> _PAGE_:
Monday, March 18, 2019

Letters to Rex

Rex Allen,

My baby boy.  I just love you so much!  You have grown so much it seems like since you started Kindergarten.  I wasn't really prepared for it.  You tried to sit on my lap yesterday. I was looking at your back and shoulders and realizing you weren't a baby anymore.  You are a little man now.  You barely fit on my lap.  And you rarely want to sit there anymore.

You are the sweetest boy I know.  Last week I was in bed with a migraine for a couple days.  On the second day you came in my room and told me "Mommy I really don't want you to go to bed early tomorrow." You love doing things for me when I'm sick.  You love taking care of me.

When I was pregnant with you, I didn't know how much I needed you.  But you filled my heart completely the day you joined us.  And now I can't imagine my life without you in it.

You are such a big boy in a little body.  You have such big feelings and emotions.  You love your friends like something I've never seen.  Your best friend Matthew was recently sick with the flu and strep and you were so sad about it.  He had just spent the night at our house.  You cried when we dropped him off at home the next day.  You just didn't want your sleepover to end.

[Entries from a dataset]
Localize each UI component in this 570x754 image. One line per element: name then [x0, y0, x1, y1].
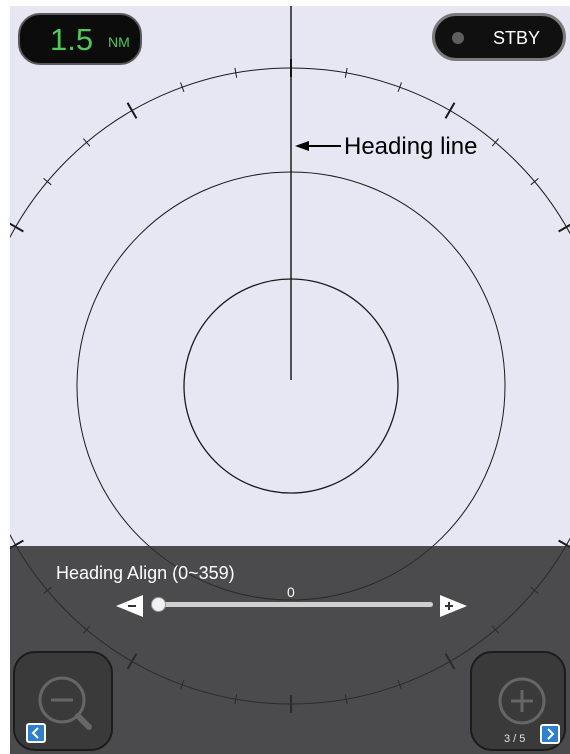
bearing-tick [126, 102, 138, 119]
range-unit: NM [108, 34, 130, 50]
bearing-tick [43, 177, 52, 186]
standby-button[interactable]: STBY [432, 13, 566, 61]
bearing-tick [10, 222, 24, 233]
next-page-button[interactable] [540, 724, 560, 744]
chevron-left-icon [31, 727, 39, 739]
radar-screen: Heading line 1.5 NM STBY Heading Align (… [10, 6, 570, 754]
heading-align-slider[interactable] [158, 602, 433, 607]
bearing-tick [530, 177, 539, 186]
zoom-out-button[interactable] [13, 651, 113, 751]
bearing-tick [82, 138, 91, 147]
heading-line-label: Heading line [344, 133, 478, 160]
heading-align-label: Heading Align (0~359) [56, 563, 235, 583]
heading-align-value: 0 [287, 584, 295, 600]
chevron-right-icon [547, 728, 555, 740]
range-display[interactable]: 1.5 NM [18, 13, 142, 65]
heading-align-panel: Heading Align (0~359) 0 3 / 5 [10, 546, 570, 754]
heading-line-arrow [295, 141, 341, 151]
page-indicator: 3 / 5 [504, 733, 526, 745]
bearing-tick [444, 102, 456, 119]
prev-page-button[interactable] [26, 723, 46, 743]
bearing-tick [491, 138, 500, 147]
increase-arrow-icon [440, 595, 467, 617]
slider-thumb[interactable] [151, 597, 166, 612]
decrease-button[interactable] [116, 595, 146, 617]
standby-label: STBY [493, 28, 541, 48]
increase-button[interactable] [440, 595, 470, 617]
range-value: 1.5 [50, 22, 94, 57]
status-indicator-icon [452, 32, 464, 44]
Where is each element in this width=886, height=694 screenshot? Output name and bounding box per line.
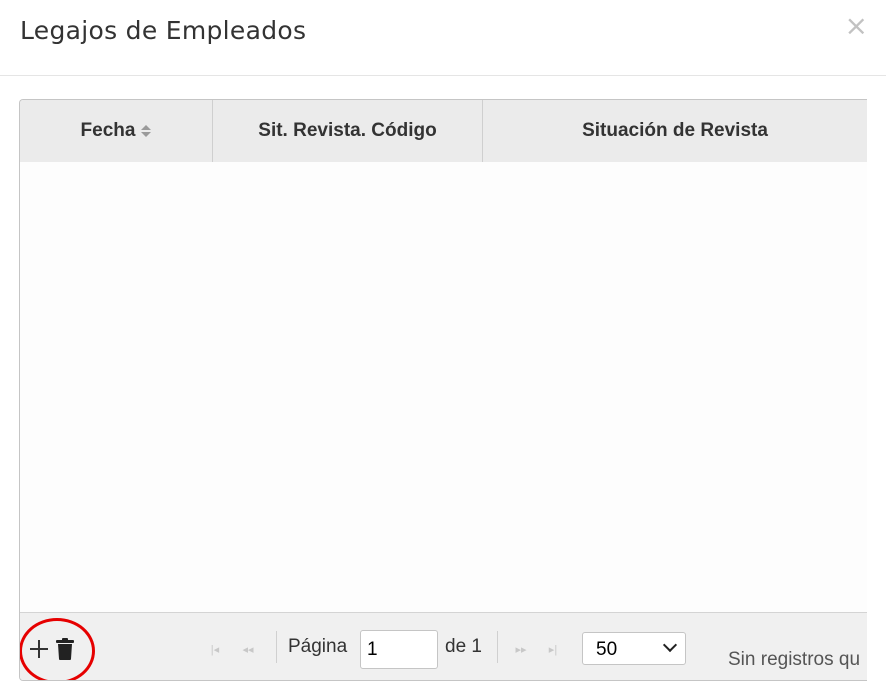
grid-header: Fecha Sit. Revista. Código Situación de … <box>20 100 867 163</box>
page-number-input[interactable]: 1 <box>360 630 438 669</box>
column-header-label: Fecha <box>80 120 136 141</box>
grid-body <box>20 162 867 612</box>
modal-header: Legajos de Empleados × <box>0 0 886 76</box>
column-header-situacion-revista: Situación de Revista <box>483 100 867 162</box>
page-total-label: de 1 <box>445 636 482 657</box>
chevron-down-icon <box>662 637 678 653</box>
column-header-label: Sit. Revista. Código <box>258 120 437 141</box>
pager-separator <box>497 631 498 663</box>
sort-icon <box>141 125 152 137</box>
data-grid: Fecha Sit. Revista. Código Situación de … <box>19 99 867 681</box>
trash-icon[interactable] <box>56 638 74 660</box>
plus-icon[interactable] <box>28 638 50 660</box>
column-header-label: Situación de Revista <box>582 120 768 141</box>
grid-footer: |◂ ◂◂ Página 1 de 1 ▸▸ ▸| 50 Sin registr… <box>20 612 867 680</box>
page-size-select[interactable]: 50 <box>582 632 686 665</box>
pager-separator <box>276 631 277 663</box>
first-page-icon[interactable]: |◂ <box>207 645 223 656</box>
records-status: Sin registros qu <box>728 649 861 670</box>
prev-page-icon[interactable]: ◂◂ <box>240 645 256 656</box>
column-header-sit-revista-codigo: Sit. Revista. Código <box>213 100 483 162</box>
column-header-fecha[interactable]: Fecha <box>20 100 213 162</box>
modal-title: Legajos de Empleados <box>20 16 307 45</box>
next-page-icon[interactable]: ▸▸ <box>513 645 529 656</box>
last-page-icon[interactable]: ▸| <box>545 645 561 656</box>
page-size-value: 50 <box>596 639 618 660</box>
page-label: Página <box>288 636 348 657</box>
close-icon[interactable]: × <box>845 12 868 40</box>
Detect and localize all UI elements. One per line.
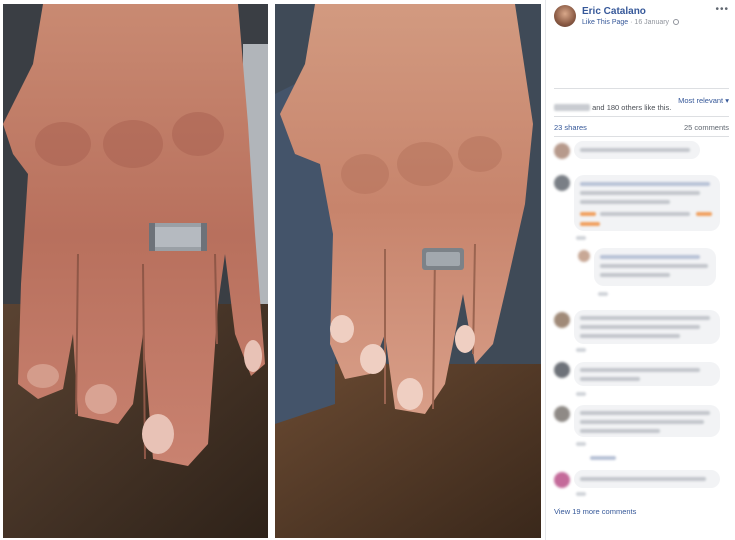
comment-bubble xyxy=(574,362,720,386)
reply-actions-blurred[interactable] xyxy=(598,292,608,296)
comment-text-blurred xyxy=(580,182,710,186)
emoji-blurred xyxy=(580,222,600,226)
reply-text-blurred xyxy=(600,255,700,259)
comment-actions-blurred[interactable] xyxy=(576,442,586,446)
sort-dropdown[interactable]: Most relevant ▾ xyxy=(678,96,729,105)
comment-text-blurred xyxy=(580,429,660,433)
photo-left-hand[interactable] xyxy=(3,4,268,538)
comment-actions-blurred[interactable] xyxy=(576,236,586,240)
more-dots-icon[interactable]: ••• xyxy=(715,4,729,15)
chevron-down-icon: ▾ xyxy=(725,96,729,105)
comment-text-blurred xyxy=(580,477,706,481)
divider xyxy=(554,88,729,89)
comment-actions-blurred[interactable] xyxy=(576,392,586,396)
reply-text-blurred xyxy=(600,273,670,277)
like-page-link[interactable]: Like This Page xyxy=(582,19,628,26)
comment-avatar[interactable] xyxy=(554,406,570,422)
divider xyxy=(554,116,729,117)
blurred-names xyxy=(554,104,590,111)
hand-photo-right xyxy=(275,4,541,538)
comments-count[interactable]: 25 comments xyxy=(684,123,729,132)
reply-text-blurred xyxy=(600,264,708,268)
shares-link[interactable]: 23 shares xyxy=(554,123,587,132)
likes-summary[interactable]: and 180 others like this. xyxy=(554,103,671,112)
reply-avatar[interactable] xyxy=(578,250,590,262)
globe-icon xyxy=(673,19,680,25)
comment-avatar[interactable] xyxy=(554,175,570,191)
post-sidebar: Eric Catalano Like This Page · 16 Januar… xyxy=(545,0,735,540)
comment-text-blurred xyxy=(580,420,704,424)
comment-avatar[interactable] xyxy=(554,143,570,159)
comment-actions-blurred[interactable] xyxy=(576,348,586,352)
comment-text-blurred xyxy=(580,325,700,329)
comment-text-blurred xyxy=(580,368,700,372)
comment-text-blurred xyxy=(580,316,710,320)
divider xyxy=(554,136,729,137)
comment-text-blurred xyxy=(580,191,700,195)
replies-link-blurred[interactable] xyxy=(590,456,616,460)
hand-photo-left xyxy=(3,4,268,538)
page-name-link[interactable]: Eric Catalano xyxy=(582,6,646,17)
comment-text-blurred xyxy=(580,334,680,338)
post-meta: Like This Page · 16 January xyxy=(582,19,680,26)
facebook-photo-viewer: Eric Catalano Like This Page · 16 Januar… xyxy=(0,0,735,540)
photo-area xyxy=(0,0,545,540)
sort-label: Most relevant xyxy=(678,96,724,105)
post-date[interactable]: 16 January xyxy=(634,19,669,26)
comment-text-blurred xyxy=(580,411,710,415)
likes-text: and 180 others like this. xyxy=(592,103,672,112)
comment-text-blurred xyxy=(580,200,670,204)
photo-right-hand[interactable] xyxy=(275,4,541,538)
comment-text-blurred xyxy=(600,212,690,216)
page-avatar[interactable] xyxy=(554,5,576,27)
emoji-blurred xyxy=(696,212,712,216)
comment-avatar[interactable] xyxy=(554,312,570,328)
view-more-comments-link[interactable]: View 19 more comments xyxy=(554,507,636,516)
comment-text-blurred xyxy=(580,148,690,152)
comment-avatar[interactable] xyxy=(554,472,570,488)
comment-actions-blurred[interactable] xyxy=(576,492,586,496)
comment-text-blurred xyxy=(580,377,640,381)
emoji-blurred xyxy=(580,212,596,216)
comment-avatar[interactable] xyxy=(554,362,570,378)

> _WHAT TO DO_: Summarize the letter to Rex in two sentences.

> _FINISHED TASK_: A mother tells her son Rex how much she loves him and how much he has grown since starting kindergarten, so that he barely fits on her lap. She describes him as a sweet boy who loves taking care of her when she is sick, who filled her heart the day he joined the family, and who has big feelings, especially for his friends.